- **GIVEN INSTRUCTION**
Restate each line of the listing exactly, without carrying over any pictures.
[START OF AVAILABLE RECORDS]
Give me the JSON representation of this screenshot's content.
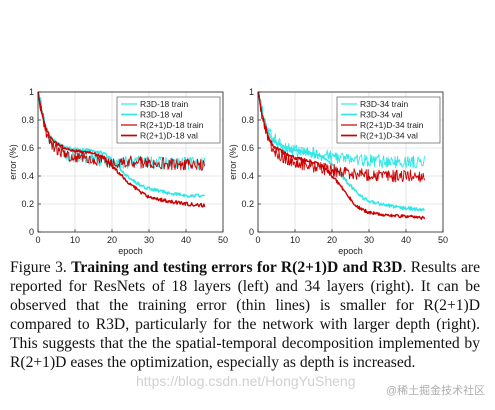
{
  "chart_data": [
    {
      "type": "line",
      "title": "",
      "xlabel": "epoch",
      "ylabel": "error (%)",
      "xlim": [
        0,
        50
      ],
      "ylim": [
        0,
        1
      ],
      "xticks": [
        "0",
        "10",
        "20",
        "30",
        "40",
        "50"
      ],
      "yticks": [
        "0",
        "0.2",
        "0.4",
        "0.6",
        "0.8",
        "1"
      ],
      "grid": true,
      "legend": "top-right",
      "series": [
        {
          "name": "R3D-18 train",
          "color": "#33e6e6",
          "width": 0.9,
          "noise": 0.045,
          "x": [
            0,
            1,
            2,
            3,
            4,
            6,
            8,
            10,
            15,
            20,
            25,
            30,
            35,
            40,
            45
          ],
          "y": [
            1.0,
            0.88,
            0.76,
            0.68,
            0.63,
            0.58,
            0.55,
            0.53,
            0.52,
            0.5,
            0.5,
            0.5,
            0.49,
            0.49,
            0.49
          ]
        },
        {
          "name": "R3D-18 val",
          "color": "#33e6e6",
          "width": 1.4,
          "noise": 0.012,
          "x": [
            0,
            1,
            2,
            3,
            4,
            6,
            8,
            10,
            15,
            18,
            20,
            22,
            24,
            26,
            28,
            30,
            35,
            40,
            45
          ],
          "y": [
            1.0,
            0.86,
            0.76,
            0.7,
            0.66,
            0.62,
            0.6,
            0.59,
            0.58,
            0.56,
            0.51,
            0.46,
            0.4,
            0.36,
            0.33,
            0.31,
            0.28,
            0.26,
            0.26
          ]
        },
        {
          "name": "R(2+1)D-18 train",
          "color": "#cc0000",
          "width": 0.9,
          "noise": 0.045,
          "x": [
            0,
            1,
            2,
            3,
            4,
            6,
            8,
            10,
            15,
            20,
            25,
            30,
            35,
            40,
            45
          ],
          "y": [
            1.0,
            0.86,
            0.74,
            0.66,
            0.62,
            0.57,
            0.55,
            0.53,
            0.52,
            0.5,
            0.5,
            0.5,
            0.49,
            0.48,
            0.48
          ]
        },
        {
          "name": "R(2+1)D-18 val",
          "color": "#cc0000",
          "width": 1.4,
          "noise": 0.012,
          "x": [
            0,
            1,
            2,
            3,
            4,
            6,
            8,
            10,
            15,
            18,
            20,
            22,
            24,
            26,
            28,
            30,
            35,
            40,
            45
          ],
          "y": [
            1.0,
            0.85,
            0.75,
            0.69,
            0.65,
            0.62,
            0.59,
            0.58,
            0.56,
            0.53,
            0.47,
            0.42,
            0.36,
            0.32,
            0.28,
            0.25,
            0.22,
            0.2,
            0.19
          ]
        }
      ]
    },
    {
      "type": "line",
      "title": "",
      "xlabel": "epoch",
      "ylabel": "error (%)",
      "xlim": [
        0,
        50
      ],
      "ylim": [
        0,
        1
      ],
      "xticks": [
        "0",
        "10",
        "20",
        "30",
        "40",
        "50"
      ],
      "yticks": [
        "0",
        "0.2",
        "0.4",
        "0.6",
        "0.8",
        "1"
      ],
      "grid": true,
      "legend": "top-right",
      "series": [
        {
          "name": "R3D-34 train",
          "color": "#33e6e6",
          "width": 0.9,
          "noise": 0.045,
          "x": [
            0,
            1,
            2,
            3,
            4,
            6,
            8,
            10,
            15,
            20,
            25,
            30,
            35,
            40,
            45
          ],
          "y": [
            1.0,
            0.88,
            0.78,
            0.71,
            0.67,
            0.63,
            0.6,
            0.58,
            0.56,
            0.54,
            0.52,
            0.51,
            0.5,
            0.5,
            0.5
          ]
        },
        {
          "name": "R3D-34 val",
          "color": "#33e6e6",
          "width": 1.4,
          "noise": 0.012,
          "x": [
            0,
            1,
            2,
            3,
            4,
            6,
            8,
            10,
            15,
            18,
            20,
            22,
            24,
            26,
            28,
            30,
            35,
            40,
            45
          ],
          "y": [
            1.0,
            0.86,
            0.76,
            0.7,
            0.66,
            0.62,
            0.6,
            0.58,
            0.56,
            0.53,
            0.48,
            0.42,
            0.36,
            0.3,
            0.25,
            0.22,
            0.19,
            0.17,
            0.16
          ]
        },
        {
          "name": "R(2+1)D-34 train",
          "color": "#cc0000",
          "width": 0.9,
          "noise": 0.045,
          "x": [
            0,
            1,
            2,
            3,
            4,
            6,
            8,
            10,
            15,
            20,
            25,
            30,
            35,
            40,
            45
          ],
          "y": [
            1.0,
            0.85,
            0.73,
            0.65,
            0.6,
            0.55,
            0.52,
            0.5,
            0.47,
            0.44,
            0.42,
            0.41,
            0.4,
            0.4,
            0.4
          ]
        },
        {
          "name": "R(2+1)D-34 val",
          "color": "#cc0000",
          "width": 1.4,
          "noise": 0.012,
          "x": [
            0,
            1,
            2,
            3,
            4,
            6,
            8,
            10,
            15,
            18,
            20,
            22,
            24,
            26,
            28,
            30,
            35,
            40,
            45
          ],
          "y": [
            1.0,
            0.85,
            0.74,
            0.67,
            0.62,
            0.58,
            0.55,
            0.53,
            0.5,
            0.46,
            0.4,
            0.34,
            0.27,
            0.2,
            0.16,
            0.14,
            0.12,
            0.11,
            0.1
          ]
        }
      ]
    }
  ],
  "caption": {
    "label": "Figure 3.",
    "bold": "Training and testing errors for R(2+1)D and R3D",
    "text": ". Results are reported for ResNets of 18 layers (left) and 34 layers (right).  It can be observed that the training error (thin lines) is smaller for R(2+1)D compared to R3D, particularly for the network with larger depth (right). This suggests that the the spatial-temporal decomposition implemented by R(2+1)D eases the optimization, especially as depth is increased."
  },
  "watermark": "https://blog.csdn.net/HongYuSheng",
  "watermark2": "@稀土掘金技术社区"
}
[END OF AVAILABLE RECORDS]
- **CORRECT ANSWER**
Give me the JSON representation of this screenshot's content.
{
  "chart_data": [
    {
      "type": "line",
      "title": "",
      "xlabel": "epoch",
      "ylabel": "error (%)",
      "xlim": [
        0,
        50
      ],
      "ylim": [
        0,
        1
      ],
      "xticks": [
        "0",
        "10",
        "20",
        "30",
        "40",
        "50"
      ],
      "yticks": [
        "0",
        "0.2",
        "0.4",
        "0.6",
        "0.8",
        "1"
      ],
      "grid": true,
      "legend": "top-right",
      "series": [
        {
          "name": "R3D-18 train",
          "color": "#33e6e6",
          "width": 0.9,
          "noise": 0.045,
          "x": [
            0,
            1,
            2,
            3,
            4,
            6,
            8,
            10,
            15,
            20,
            25,
            30,
            35,
            40,
            45
          ],
          "y": [
            1.0,
            0.88,
            0.76,
            0.68,
            0.63,
            0.58,
            0.55,
            0.53,
            0.52,
            0.5,
            0.5,
            0.5,
            0.49,
            0.49,
            0.49
          ]
        },
        {
          "name": "R3D-18 val",
          "color": "#33e6e6",
          "width": 1.4,
          "noise": 0.012,
          "x": [
            0,
            1,
            2,
            3,
            4,
            6,
            8,
            10,
            15,
            18,
            20,
            22,
            24,
            26,
            28,
            30,
            35,
            40,
            45
          ],
          "y": [
            1.0,
            0.86,
            0.76,
            0.7,
            0.66,
            0.62,
            0.6,
            0.59,
            0.58,
            0.56,
            0.51,
            0.46,
            0.4,
            0.36,
            0.33,
            0.31,
            0.28,
            0.26,
            0.26
          ]
        },
        {
          "name": "R(2+1)D-18 train",
          "color": "#cc0000",
          "width": 0.9,
          "noise": 0.045,
          "x": [
            0,
            1,
            2,
            3,
            4,
            6,
            8,
            10,
            15,
            20,
            25,
            30,
            35,
            40,
            45
          ],
          "y": [
            1.0,
            0.86,
            0.74,
            0.66,
            0.62,
            0.57,
            0.55,
            0.53,
            0.52,
            0.5,
            0.5,
            0.5,
            0.49,
            0.48,
            0.48
          ]
        },
        {
          "name": "R(2+1)D-18 val",
          "color": "#cc0000",
          "width": 1.4,
          "noise": 0.012,
          "x": [
            0,
            1,
            2,
            3,
            4,
            6,
            8,
            10,
            15,
            18,
            20,
            22,
            24,
            26,
            28,
            30,
            35,
            40,
            45
          ],
          "y": [
            1.0,
            0.85,
            0.75,
            0.69,
            0.65,
            0.62,
            0.59,
            0.58,
            0.56,
            0.53,
            0.47,
            0.42,
            0.36,
            0.32,
            0.28,
            0.25,
            0.22,
            0.2,
            0.19
          ]
        }
      ]
    },
    {
      "type": "line",
      "title": "",
      "xlabel": "epoch",
      "ylabel": "error (%)",
      "xlim": [
        0,
        50
      ],
      "ylim": [
        0,
        1
      ],
      "xticks": [
        "0",
        "10",
        "20",
        "30",
        "40",
        "50"
      ],
      "yticks": [
        "0",
        "0.2",
        "0.4",
        "0.6",
        "0.8",
        "1"
      ],
      "grid": true,
      "legend": "top-right",
      "series": [
        {
          "name": "R3D-34 train",
          "color": "#33e6e6",
          "width": 0.9,
          "noise": 0.045,
          "x": [
            0,
            1,
            2,
            3,
            4,
            6,
            8,
            10,
            15,
            20,
            25,
            30,
            35,
            40,
            45
          ],
          "y": [
            1.0,
            0.88,
            0.78,
            0.71,
            0.67,
            0.63,
            0.6,
            0.58,
            0.56,
            0.54,
            0.52,
            0.51,
            0.5,
            0.5,
            0.5
          ]
        },
        {
          "name": "R3D-34 val",
          "color": "#33e6e6",
          "width": 1.4,
          "noise": 0.012,
          "x": [
            0,
            1,
            2,
            3,
            4,
            6,
            8,
            10,
            15,
            18,
            20,
            22,
            24,
            26,
            28,
            30,
            35,
            40,
            45
          ],
          "y": [
            1.0,
            0.86,
            0.76,
            0.7,
            0.66,
            0.62,
            0.6,
            0.58,
            0.56,
            0.53,
            0.48,
            0.42,
            0.36,
            0.3,
            0.25,
            0.22,
            0.19,
            0.17,
            0.16
          ]
        },
        {
          "name": "R(2+1)D-34 train",
          "color": "#cc0000",
          "width": 0.9,
          "noise": 0.045,
          "x": [
            0,
            1,
            2,
            3,
            4,
            6,
            8,
            10,
            15,
            20,
            25,
            30,
            35,
            40,
            45
          ],
          "y": [
            1.0,
            0.85,
            0.73,
            0.65,
            0.6,
            0.55,
            0.52,
            0.5,
            0.47,
            0.44,
            0.42,
            0.41,
            0.4,
            0.4,
            0.4
          ]
        },
        {
          "name": "R(2+1)D-34 val",
          "color": "#cc0000",
          "width": 1.4,
          "noise": 0.012,
          "x": [
            0,
            1,
            2,
            3,
            4,
            6,
            8,
            10,
            15,
            18,
            20,
            22,
            24,
            26,
            28,
            30,
            35,
            40,
            45
          ],
          "y": [
            1.0,
            0.85,
            0.74,
            0.67,
            0.62,
            0.58,
            0.55,
            0.53,
            0.5,
            0.46,
            0.4,
            0.34,
            0.27,
            0.2,
            0.16,
            0.14,
            0.12,
            0.11,
            0.1
          ]
        }
      ]
    }
  ],
  "caption": {
    "label": "Figure 3.",
    "bold": "Training and testing errors for R(2+1)D and R3D",
    "text": ". Results are reported for ResNets of 18 layers (left) and 34 layers (right).  It can be observed that the training error (thin lines) is smaller for R(2+1)D compared to R3D, particularly for the network with larger depth (right). This suggests that the the spatial-temporal decomposition implemented by R(2+1)D eases the optimization, especially as depth is increased."
  },
  "watermark": "https://blog.csdn.net/HongYuSheng",
  "watermark2": "@稀土掘金技术社区"
}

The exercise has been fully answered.